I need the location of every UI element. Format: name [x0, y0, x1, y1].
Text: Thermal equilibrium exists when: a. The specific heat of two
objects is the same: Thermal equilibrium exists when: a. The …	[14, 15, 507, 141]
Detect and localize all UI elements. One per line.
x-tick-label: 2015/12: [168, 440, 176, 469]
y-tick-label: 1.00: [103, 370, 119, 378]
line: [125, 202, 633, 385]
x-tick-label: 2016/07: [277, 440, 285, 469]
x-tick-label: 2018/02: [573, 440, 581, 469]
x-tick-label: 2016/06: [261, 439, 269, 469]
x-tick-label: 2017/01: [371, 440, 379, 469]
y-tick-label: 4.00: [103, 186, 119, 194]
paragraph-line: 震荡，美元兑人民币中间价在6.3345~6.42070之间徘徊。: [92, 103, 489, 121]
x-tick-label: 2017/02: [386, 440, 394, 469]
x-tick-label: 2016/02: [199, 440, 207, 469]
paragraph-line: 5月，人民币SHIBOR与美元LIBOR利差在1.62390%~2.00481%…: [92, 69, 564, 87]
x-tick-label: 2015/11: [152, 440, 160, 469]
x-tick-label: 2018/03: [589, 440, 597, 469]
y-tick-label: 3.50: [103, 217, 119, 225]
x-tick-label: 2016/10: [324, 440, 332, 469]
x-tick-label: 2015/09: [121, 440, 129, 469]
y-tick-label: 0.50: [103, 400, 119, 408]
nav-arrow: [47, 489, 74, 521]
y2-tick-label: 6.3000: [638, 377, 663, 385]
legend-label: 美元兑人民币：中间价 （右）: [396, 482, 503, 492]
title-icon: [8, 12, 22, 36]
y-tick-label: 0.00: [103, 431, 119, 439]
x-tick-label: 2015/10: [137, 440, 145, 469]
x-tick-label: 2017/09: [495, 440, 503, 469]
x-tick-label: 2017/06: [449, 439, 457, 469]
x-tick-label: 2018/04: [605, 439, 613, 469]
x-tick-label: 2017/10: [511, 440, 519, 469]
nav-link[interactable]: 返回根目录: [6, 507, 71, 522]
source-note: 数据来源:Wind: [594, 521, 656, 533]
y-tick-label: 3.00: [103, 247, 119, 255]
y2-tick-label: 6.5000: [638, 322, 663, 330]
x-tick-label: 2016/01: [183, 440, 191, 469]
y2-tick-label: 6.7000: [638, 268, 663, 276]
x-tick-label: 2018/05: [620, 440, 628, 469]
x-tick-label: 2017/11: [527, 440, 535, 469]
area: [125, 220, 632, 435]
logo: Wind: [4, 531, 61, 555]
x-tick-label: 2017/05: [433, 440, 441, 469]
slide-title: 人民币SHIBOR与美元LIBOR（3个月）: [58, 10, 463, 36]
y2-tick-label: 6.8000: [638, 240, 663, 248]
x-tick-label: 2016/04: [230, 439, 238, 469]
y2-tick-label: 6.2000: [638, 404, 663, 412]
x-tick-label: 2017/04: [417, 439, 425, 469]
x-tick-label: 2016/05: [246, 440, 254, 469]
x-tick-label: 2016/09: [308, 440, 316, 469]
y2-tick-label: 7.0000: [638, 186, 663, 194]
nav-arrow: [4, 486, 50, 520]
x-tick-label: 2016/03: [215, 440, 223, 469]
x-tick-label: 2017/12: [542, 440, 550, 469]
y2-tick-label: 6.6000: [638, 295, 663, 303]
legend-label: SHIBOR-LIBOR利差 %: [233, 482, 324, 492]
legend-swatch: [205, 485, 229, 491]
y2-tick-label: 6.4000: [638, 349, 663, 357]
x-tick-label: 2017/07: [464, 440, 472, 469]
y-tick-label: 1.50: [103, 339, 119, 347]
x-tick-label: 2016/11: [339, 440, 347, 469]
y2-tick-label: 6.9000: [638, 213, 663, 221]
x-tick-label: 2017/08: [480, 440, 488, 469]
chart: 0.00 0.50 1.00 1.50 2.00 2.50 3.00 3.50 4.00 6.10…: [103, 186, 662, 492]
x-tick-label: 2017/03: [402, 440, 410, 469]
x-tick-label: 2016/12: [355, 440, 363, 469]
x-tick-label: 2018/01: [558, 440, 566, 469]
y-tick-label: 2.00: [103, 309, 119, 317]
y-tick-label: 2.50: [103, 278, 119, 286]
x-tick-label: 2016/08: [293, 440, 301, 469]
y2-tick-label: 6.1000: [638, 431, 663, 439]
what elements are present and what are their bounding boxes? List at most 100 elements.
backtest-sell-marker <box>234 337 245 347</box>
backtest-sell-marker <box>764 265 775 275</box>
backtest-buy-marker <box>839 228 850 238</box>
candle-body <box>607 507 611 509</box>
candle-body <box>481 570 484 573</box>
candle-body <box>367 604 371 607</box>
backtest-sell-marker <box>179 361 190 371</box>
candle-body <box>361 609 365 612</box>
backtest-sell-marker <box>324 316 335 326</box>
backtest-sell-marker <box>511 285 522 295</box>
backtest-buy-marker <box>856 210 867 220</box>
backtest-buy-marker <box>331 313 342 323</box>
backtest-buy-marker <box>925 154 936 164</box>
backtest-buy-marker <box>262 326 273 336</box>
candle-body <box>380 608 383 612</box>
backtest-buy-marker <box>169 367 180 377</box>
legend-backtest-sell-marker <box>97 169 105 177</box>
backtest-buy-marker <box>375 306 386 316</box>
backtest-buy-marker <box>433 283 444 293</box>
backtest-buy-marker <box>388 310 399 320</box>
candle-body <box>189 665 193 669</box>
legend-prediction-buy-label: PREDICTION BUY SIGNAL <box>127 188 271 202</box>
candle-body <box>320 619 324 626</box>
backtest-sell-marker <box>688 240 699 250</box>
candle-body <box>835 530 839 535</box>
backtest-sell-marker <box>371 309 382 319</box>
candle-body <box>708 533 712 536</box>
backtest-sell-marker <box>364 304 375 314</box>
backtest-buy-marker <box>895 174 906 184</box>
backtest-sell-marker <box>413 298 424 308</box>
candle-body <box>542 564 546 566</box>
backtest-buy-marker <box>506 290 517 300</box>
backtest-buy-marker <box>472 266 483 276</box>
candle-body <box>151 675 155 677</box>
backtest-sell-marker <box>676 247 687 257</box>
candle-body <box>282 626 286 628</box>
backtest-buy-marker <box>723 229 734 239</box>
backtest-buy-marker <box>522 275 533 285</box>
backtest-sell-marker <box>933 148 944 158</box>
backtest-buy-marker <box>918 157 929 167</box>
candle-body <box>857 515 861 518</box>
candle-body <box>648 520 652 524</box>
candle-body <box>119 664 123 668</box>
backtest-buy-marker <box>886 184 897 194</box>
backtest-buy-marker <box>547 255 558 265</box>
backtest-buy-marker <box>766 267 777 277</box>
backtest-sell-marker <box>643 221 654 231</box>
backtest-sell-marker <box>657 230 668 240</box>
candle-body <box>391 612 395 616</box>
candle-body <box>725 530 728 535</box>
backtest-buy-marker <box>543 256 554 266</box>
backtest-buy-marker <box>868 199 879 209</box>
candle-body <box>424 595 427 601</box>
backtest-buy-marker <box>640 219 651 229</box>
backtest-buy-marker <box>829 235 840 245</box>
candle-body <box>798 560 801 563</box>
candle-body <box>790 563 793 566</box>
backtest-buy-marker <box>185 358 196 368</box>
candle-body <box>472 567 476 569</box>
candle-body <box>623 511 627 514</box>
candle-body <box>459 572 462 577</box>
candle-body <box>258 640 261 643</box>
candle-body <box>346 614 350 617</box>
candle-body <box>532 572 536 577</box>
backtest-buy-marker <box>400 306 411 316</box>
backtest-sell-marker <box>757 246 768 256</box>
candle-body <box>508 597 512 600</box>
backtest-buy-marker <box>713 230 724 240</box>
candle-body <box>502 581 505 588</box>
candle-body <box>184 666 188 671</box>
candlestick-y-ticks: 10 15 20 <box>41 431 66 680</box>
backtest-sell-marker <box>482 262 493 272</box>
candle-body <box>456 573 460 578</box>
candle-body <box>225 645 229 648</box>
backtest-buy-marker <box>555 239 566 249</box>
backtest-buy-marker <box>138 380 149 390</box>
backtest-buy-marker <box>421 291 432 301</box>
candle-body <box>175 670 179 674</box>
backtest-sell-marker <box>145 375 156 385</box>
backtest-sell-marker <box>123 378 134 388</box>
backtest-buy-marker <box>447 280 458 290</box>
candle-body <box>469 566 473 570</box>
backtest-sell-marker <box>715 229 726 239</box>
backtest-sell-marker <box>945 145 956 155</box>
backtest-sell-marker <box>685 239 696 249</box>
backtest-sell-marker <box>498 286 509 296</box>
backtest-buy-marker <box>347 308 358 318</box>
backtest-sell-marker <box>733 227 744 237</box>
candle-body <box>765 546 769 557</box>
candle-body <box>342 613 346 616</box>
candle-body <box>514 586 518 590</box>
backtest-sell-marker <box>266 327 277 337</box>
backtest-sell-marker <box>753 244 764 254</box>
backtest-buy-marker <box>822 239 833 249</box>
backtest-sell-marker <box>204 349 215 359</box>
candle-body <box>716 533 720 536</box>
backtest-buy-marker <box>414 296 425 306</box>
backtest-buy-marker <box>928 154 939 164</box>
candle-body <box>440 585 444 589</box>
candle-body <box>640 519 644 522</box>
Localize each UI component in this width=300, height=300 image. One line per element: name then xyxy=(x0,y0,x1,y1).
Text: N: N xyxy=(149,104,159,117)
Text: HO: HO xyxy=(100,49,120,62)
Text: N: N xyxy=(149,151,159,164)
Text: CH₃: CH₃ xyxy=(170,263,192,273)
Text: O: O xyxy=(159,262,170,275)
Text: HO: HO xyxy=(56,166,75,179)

STATED EXERCISE:
Reproduce everything from the start of the rows down to the line containing "x-tick-label: 2017/02: [386, 440, 394, 469]", renaming "x-tick-label" to "x-axis-label" wherever it appears and leaving all else unchanged.

REPLY TO THE EXERCISE:
I need the location of every UI element. Format: name [x0, y0, x1, y1].
Text: Thermal equilibrium exists when: a. The specific heat of two
objects is the same: Thermal equilibrium exists when: a. The …	[14, 15, 507, 141]
Detect and localize all UI elements. One per line.
x-axis-label: 2015/12: [168, 440, 176, 469]
y-tick-label: 1.00: [103, 370, 119, 378]
line: [125, 202, 633, 385]
x-axis-label: 2016/07: [277, 440, 285, 469]
x-axis-label: 2018/02: [573, 440, 581, 469]
x-axis-label: 2016/06: [261, 439, 269, 469]
x-axis-label: 2017/01: [371, 440, 379, 469]
y-tick-label: 4.00: [103, 186, 119, 194]
paragraph-line: 震荡，美元兑人民币中间价在6.3345~6.42070之间徘徊。: [92, 103, 489, 121]
x-axis-label: 2017/02: [386, 440, 394, 469]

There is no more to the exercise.